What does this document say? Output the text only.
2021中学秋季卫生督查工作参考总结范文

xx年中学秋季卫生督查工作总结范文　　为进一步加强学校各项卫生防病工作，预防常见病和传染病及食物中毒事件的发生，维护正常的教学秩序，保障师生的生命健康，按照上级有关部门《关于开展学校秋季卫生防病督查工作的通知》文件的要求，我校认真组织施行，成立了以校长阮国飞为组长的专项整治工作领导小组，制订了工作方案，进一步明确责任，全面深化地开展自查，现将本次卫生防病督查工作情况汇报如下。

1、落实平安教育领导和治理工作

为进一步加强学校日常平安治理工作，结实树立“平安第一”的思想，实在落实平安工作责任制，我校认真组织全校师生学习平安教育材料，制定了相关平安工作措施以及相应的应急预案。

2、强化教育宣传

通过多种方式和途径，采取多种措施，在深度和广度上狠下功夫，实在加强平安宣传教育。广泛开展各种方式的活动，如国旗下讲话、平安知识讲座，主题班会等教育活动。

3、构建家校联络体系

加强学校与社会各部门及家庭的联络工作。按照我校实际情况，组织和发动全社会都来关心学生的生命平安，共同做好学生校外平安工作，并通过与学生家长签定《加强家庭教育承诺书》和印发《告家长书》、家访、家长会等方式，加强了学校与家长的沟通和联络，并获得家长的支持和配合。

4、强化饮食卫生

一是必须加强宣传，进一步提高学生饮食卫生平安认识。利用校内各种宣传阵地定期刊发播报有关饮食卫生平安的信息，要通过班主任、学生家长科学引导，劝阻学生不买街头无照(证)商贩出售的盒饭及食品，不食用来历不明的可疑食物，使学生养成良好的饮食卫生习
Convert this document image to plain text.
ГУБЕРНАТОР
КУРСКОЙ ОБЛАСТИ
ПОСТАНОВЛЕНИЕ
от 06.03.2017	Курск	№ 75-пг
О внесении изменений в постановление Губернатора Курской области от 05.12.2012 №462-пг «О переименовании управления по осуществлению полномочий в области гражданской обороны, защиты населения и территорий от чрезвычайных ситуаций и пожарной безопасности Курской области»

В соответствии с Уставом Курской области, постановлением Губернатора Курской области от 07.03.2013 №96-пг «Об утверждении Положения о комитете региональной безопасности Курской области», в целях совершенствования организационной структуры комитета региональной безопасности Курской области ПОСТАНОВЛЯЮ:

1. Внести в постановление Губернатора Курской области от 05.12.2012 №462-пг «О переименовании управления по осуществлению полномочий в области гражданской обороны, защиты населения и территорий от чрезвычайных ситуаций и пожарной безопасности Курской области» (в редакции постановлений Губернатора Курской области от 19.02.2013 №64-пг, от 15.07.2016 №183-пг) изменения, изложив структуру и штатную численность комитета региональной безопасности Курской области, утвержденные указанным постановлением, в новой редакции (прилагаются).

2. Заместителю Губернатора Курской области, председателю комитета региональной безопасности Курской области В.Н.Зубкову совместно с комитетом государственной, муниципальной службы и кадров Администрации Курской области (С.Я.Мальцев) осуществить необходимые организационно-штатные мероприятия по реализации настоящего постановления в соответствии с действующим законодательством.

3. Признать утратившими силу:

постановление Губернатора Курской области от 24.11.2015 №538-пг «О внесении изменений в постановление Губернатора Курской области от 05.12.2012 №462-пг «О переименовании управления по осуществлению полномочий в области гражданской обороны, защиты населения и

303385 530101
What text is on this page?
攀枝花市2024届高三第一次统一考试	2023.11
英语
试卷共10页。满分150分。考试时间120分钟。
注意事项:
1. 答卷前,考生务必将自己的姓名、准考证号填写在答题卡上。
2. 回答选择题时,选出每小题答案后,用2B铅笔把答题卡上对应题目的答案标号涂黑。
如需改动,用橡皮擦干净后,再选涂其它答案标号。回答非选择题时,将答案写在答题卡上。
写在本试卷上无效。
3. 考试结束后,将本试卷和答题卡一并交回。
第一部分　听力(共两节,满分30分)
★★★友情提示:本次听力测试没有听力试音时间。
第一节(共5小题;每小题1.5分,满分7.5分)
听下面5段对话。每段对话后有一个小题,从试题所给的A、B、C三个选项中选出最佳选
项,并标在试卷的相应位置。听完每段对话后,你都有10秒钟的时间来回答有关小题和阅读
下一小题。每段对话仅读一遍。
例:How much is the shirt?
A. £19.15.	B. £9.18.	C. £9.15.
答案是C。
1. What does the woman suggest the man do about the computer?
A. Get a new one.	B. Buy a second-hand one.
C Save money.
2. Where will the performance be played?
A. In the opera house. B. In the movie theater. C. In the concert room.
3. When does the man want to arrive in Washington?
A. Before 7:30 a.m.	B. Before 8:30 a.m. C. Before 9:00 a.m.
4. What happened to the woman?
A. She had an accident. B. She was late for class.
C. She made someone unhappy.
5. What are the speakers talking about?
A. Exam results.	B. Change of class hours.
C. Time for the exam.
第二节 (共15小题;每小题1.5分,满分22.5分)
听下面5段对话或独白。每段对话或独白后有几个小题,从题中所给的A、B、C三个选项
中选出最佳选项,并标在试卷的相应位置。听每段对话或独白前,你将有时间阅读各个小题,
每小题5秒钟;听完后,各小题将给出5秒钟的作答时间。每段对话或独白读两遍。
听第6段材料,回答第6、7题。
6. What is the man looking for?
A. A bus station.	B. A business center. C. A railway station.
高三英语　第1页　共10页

**EXERCISE AIM**
From the listing, copy every line where the string "изменений" appears.

**SOLUTION FOR THIS EXERCISE**
О внесении изменений в постановление Губернатора Курской области от 05.12.2012 №462-пг «О переименовании управления по осуществлению полномочий в области гражданской обороны, защиты населения и территорий от чрезвычайных ситуаций и пожарной безопасности Курской области»
постановление Губернатора Курской области от 24.11.2015 №538-пг «О внесении изменений в постановление Губернатора Курской области от 05.12.2012 №462-пг «О переименовании управления по осуществлению полномочий в области гражданской обороны, защиты населения и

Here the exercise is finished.